**Stated exercise:**
Find and copy each line of the records where the string "JSON" shows up.

**Data provided:**
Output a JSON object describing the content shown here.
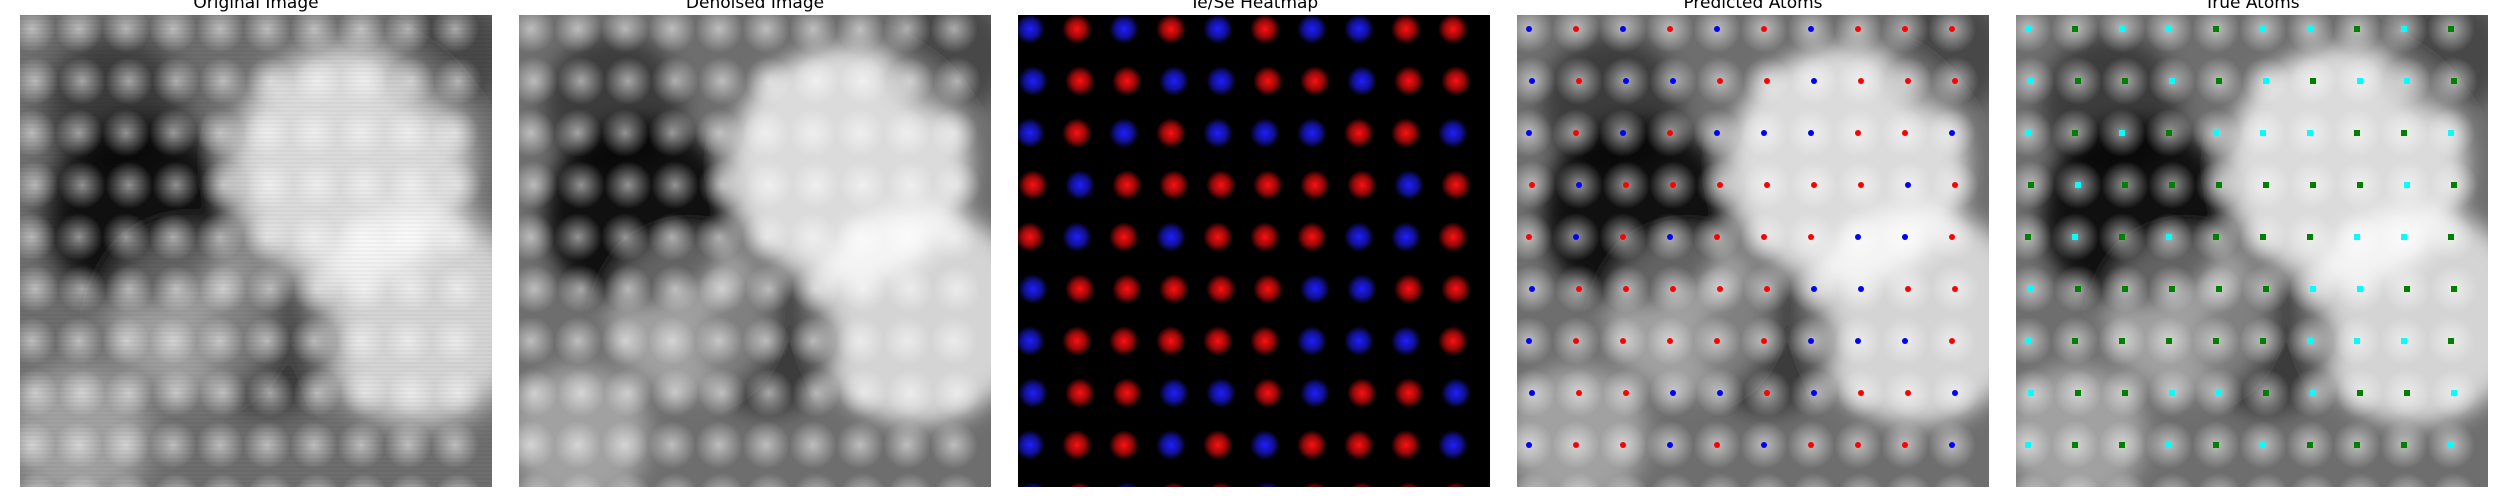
{
  "panels": [
    {
      "title": "Original Image"
    },
    {
      "title": "Denoised Image"
    },
    {
      "title": "Te/Se Heatmap"
    },
    {
      "title": "Predicted Atoms"
    },
    {
      "title": "True Atoms"
    }
  ],
  "colors": {
    "te_heatmap": "#ff1010",
    "se_heatmap": "#1e1eff",
    "predicted_te": "#ff0000",
    "predicted_se": "#0000ff",
    "true_te": "#00ffff",
    "true_se": "#008000"
  },
  "lattice": {
    "rows": 10,
    "cols": 10,
    "heatmap_types": [
      "BRBRBRBBRR",
      "BRRBBRRBRR",
      "BRBRBBBRRB",
      "RBRRRRRRBR",
      "RBRBRRRBBR",
      "BRRRRRBBRR",
      "BRRRRRBBBR",
      "BRRBBRBRRB",
      "BRRBRBRRRB",
      "BRBRRBRRRR"
    ],
    "predicted_types": [
      "BRBRBRBRRR",
      "BRBBRRBRRR",
      "BRBRBBBRRB",
      "RBRRRRRRBR",
      "RBRBRRRBBR",
      "BRRRRRBBRR",
      "BRRRRRBBBR",
      "BRRBBRBRRB",
      "BRRBRBRRRB",
      "BRBRRBRRRR"
    ],
    "true_types": [
      "CGCCGCCGCG",
      "CGGCGCGCCG",
      "CGCGCCCGGC",
      "GCGGGGGGCG",
      "GCGCGGGCCG",
      "CGGGGGCCGG",
      "CGGGGGCCCG",
      "CGGCCGCGGC",
      "CGGCGCGGGC",
      "CGCGGCGGGG"
    ]
  }
}
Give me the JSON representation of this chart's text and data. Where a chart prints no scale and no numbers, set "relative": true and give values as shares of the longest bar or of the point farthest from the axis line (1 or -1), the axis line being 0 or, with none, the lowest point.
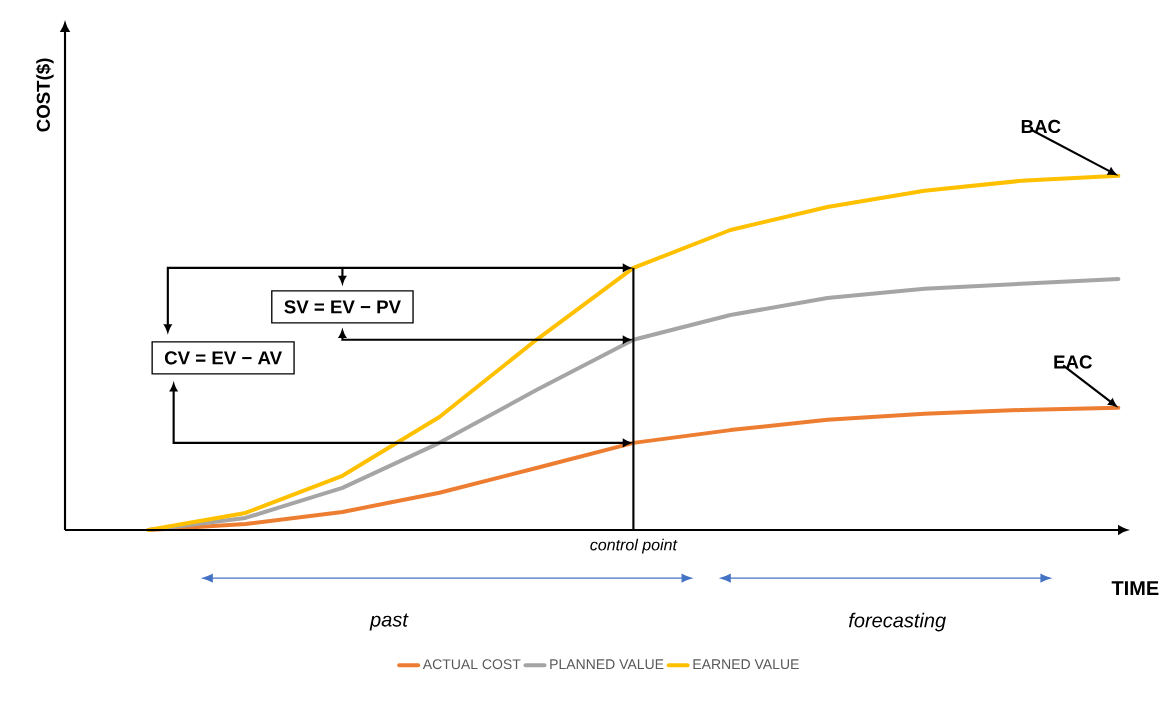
{
  "chart_data": {
    "type": "line",
    "relative": true,
    "xlabel": "TIME",
    "ylabel": "COST($)",
    "categories": [
      null,
      null,
      null,
      null,
      null,
      null,
      null,
      null,
      null,
      null,
      null
    ],
    "series": [
      {
        "name": "ACTUAL COST",
        "color": "#ed7d31",
        "values": [
          0,
          0.017,
          0.051,
          0.105,
          0.175,
          0.246,
          0.282,
          0.311,
          0.328,
          0.339,
          0.345
        ]
      },
      {
        "name": "PLANNED VALUE",
        "color": "#a5a5a5",
        "values": [
          0,
          0.034,
          0.119,
          0.246,
          0.395,
          0.537,
          0.607,
          0.655,
          0.681,
          0.695,
          0.709
        ]
      },
      {
        "name": "EARNED VALUE",
        "color": "#ffc000",
        "values": [
          0,
          0.048,
          0.153,
          0.319,
          0.537,
          0.74,
          0.847,
          0.912,
          0.958,
          0.986,
          1
        ]
      }
    ],
    "annotations": [
      "CV = EV − AV",
      "SV = EV − PV",
      {
        "text": "BAC",
        "y": 1
      },
      {
        "text": "EAC",
        "y": 0.345
      },
      "past",
      "forecasting",
      "control point"
    ],
    "legend": "bottom",
    "marker": "none",
    "line_style": "solid"
  }
}
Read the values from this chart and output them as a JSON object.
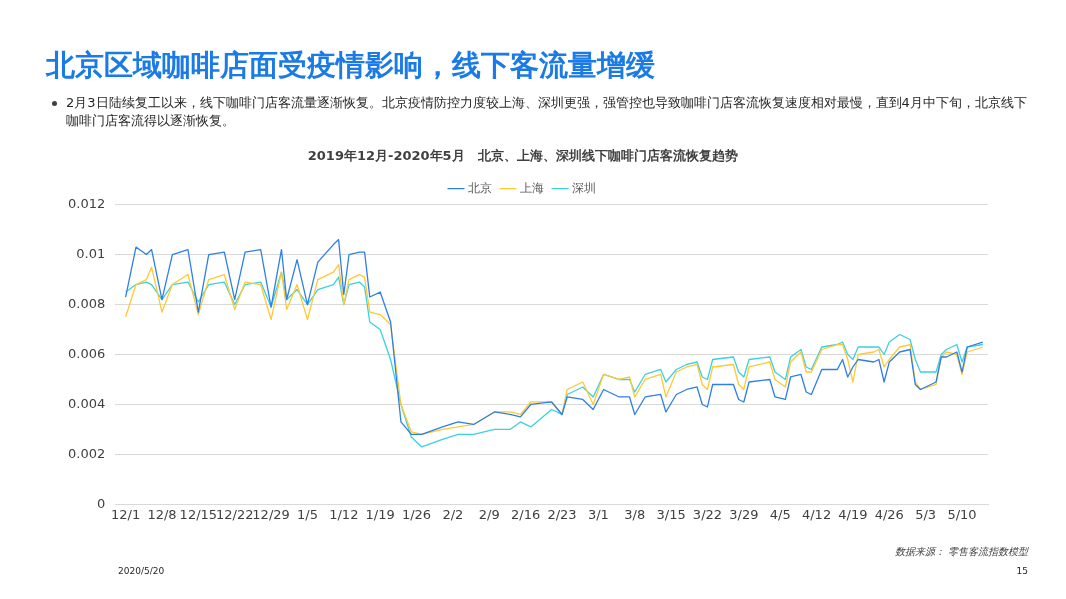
{
  "chart_data": {
    "type": "line",
    "title": "2019年12月-2020年5月   北京、上海、深圳线下咖啡门店客流恢复趋势",
    "annotations": [
      "北京区域咖啡店面受疫情影响，线下客流量增缓",
      "2月3日陆续复工以来，线下咖啡门店客流量逐渐恢复。北京疫情防控力度较上海、深圳更强，强管控也导致咖啡门店客流恢复速度相对最慢，直到4月中下旬，北京线下咖啡门店客流得以逐渐恢复。",
      "数据来源： 零售客流指数模型",
      "2020/5/20",
      "15"
    ],
    "x": [
      "2019-12-01",
      "2019-12-03",
      "2019-12-05",
      "2019-12-06",
      "2019-12-08",
      "2019-12-10",
      "2019-12-13",
      "2019-12-15",
      "2019-12-17",
      "2019-12-20",
      "2019-12-22",
      "2019-12-24",
      "2019-12-27",
      "2019-12-29",
      "2019-12-31",
      "2020-01-01",
      "2020-01-03",
      "2020-01-05",
      "2020-01-07",
      "2020-01-10",
      "2020-01-11",
      "2020-01-12",
      "2020-01-13",
      "2020-01-15",
      "2020-01-16",
      "2020-01-17",
      "2020-01-19",
      "2020-01-21",
      "2020-01-23",
      "2020-01-25",
      "2020-01-27",
      "2020-01-31",
      "2020-02-03",
      "2020-02-06",
      "2020-02-10",
      "2020-02-13",
      "2020-02-15",
      "2020-02-17",
      "2020-02-21",
      "2020-02-23",
      "2020-02-24",
      "2020-02-27",
      "2020-02-29",
      "2020-03-02",
      "2020-03-05",
      "2020-03-07",
      "2020-03-08",
      "2020-03-10",
      "2020-03-13",
      "2020-03-14",
      "2020-03-16",
      "2020-03-18",
      "2020-03-20",
      "2020-03-21",
      "2020-03-22",
      "2020-03-23",
      "2020-03-27",
      "2020-03-28",
      "2020-03-29",
      "2020-03-30",
      "2020-04-03",
      "2020-04-04",
      "2020-04-06",
      "2020-04-07",
      "2020-04-09",
      "2020-04-10",
      "2020-04-11",
      "2020-04-13",
      "2020-04-16",
      "2020-04-17",
      "2020-04-18",
      "2020-04-19",
      "2020-04-20",
      "2020-04-23",
      "2020-04-24",
      "2020-04-25",
      "2020-04-26",
      "2020-04-28",
      "2020-04-30",
      "2020-05-01",
      "2020-05-02",
      "2020-05-05",
      "2020-05-06",
      "2020-05-07",
      "2020-05-09",
      "2020-05-10",
      "2020-05-11",
      "2020-05-14"
    ],
    "series": [
      {
        "name": "北京",
        "color": "#2e7fe8",
        "values": [
          0.0083,
          0.0103,
          0.01,
          0.0102,
          0.0082,
          0.01,
          0.0102,
          0.0077,
          0.01,
          0.0101,
          0.0082,
          0.0101,
          0.0102,
          0.0079,
          0.0102,
          0.0082,
          0.0098,
          0.008,
          0.0097,
          0.0104,
          0.0106,
          0.0084,
          0.01,
          0.0101,
          0.0101,
          0.0083,
          0.0085,
          0.0073,
          0.0033,
          0.0028,
          0.0028,
          0.0031,
          0.0033,
          0.0032,
          0.0037,
          0.0036,
          0.0035,
          0.004,
          0.0041,
          0.0036,
          0.0043,
          0.0042,
          0.0038,
          0.0046,
          0.0043,
          0.0043,
          0.0036,
          0.0043,
          0.0044,
          0.0037,
          0.0044,
          0.0046,
          0.0047,
          0.004,
          0.0039,
          0.0048,
          0.0048,
          0.0042,
          0.0041,
          0.0049,
          0.005,
          0.0043,
          0.0042,
          0.0051,
          0.0052,
          0.0045,
          0.0044,
          0.0054,
          0.0054,
          0.0058,
          0.0051,
          0.0055,
          0.0058,
          0.0057,
          0.0058,
          0.0049,
          0.0057,
          0.0061,
          0.0062,
          0.0048,
          0.0046,
          0.0049,
          0.0059,
          0.0059,
          0.0061,
          0.0053,
          0.0063,
          0.0065
        ]
      },
      {
        "name": "上海",
        "color": "#ffc933",
        "values": [
          0.0075,
          0.0088,
          0.009,
          0.0095,
          0.0077,
          0.0088,
          0.0092,
          0.0076,
          0.009,
          0.0092,
          0.0078,
          0.0089,
          0.0088,
          0.0074,
          0.0093,
          0.0078,
          0.0088,
          0.0074,
          0.009,
          0.0093,
          0.0096,
          0.008,
          0.009,
          0.0092,
          0.0091,
          0.0077,
          0.0076,
          0.0072,
          0.004,
          0.0029,
          0.0028,
          0.003,
          0.0031,
          0.0032,
          0.0037,
          0.0037,
          0.0036,
          0.0041,
          0.0041,
          0.0036,
          0.0046,
          0.0049,
          0.004,
          0.0052,
          0.005,
          0.0051,
          0.0043,
          0.005,
          0.0052,
          0.0043,
          0.0053,
          0.0055,
          0.0056,
          0.0048,
          0.0046,
          0.0055,
          0.0056,
          0.0048,
          0.0046,
          0.0055,
          0.0057,
          0.005,
          0.0047,
          0.0057,
          0.0061,
          0.0053,
          0.0053,
          0.0062,
          0.0064,
          0.0064,
          0.0058,
          0.0049,
          0.006,
          0.0061,
          0.0062,
          0.0055,
          0.0058,
          0.0063,
          0.0064,
          0.0049,
          0.0046,
          0.0048,
          0.0059,
          0.0061,
          0.006,
          0.0052,
          0.0061,
          0.0063
        ]
      },
      {
        "name": "深圳",
        "color": "#3cd0e0",
        "values": [
          0.0085,
          0.0088,
          0.0089,
          0.0088,
          0.0082,
          0.0088,
          0.0089,
          0.0081,
          0.0088,
          0.0089,
          0.008,
          0.0088,
          0.0089,
          0.0079,
          0.0093,
          0.0082,
          0.0086,
          0.008,
          0.0086,
          0.0088,
          0.0091,
          0.008,
          0.0088,
          0.0089,
          0.0087,
          0.0073,
          0.007,
          0.0058,
          0.004,
          0.0027,
          0.0023,
          0.0026,
          0.0028,
          0.0028,
          0.003,
          0.003,
          0.0033,
          0.0031,
          0.0038,
          0.0036,
          0.0044,
          0.0047,
          0.0043,
          0.0052,
          0.005,
          0.005,
          0.0045,
          0.0052,
          0.0054,
          0.0049,
          0.0054,
          0.0056,
          0.0057,
          0.0051,
          0.005,
          0.0058,
          0.0059,
          0.0053,
          0.0051,
          0.0058,
          0.0059,
          0.0053,
          0.005,
          0.0059,
          0.0062,
          0.0055,
          0.0054,
          0.0063,
          0.0064,
          0.0065,
          0.006,
          0.0058,
          0.0063,
          0.0063,
          0.0063,
          0.006,
          0.0065,
          0.0068,
          0.0066,
          0.0058,
          0.0053,
          0.0053,
          0.006,
          0.0062,
          0.0064,
          0.0057,
          0.0063,
          0.0064
        ]
      }
    ],
    "xlim": [
      "2019-11-29",
      "2020-05-15"
    ],
    "xticks": [
      {
        "value": "2019-12-01",
        "label": "12/1"
      },
      {
        "value": "2019-12-08",
        "label": "12/8"
      },
      {
        "value": "2019-12-15",
        "label": "12/15"
      },
      {
        "value": "2019-12-22",
        "label": "12/22"
      },
      {
        "value": "2019-12-29",
        "label": "12/29"
      },
      {
        "value": "2020-01-05",
        "label": "1/5"
      },
      {
        "value": "2020-01-12",
        "label": "1/12"
      },
      {
        "value": "2020-01-19",
        "label": "1/19"
      },
      {
        "value": "2020-01-26",
        "label": "1/26"
      },
      {
        "value": "2020-02-02",
        "label": "2/2"
      },
      {
        "value": "2020-02-09",
        "label": "2/9"
      },
      {
        "value": "2020-02-16",
        "label": "2/16"
      },
      {
        "value": "2020-02-23",
        "label": "2/23"
      },
      {
        "value": "2020-03-01",
        "label": "3/1"
      },
      {
        "value": "2020-03-08",
        "label": "3/8"
      },
      {
        "value": "2020-03-15",
        "label": "3/15"
      },
      {
        "value": "2020-03-22",
        "label": "3/22"
      },
      {
        "value": "2020-03-29",
        "label": "3/29"
      },
      {
        "value": "2020-04-05",
        "label": "4/5"
      },
      {
        "value": "2020-04-12",
        "label": "4/12"
      },
      {
        "value": "2020-04-19",
        "label": "4/19"
      },
      {
        "value": "2020-04-26",
        "label": "4/26"
      },
      {
        "value": "2020-05-03",
        "label": "5/3"
      },
      {
        "value": "2020-05-10",
        "label": "5/10"
      }
    ],
    "ylim": [
      0,
      0.012
    ],
    "yticks": [
      0,
      0.002,
      0.004,
      0.006,
      0.008,
      0.01,
      0.012
    ],
    "grid": "y",
    "legend": "top"
  }
}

**Written response:**
Output a JSON object describing the content shown here.
Give me the JSON representation of this chart's text and data. Where a chart prints no scale and no numbers, set "relative": true and give values as shares of the longest bar or of the point farthest from the axis line (1 or -1), the axis line being 0 or, with none, the lowest point.
Read the values from this chart and output them as a JSON object.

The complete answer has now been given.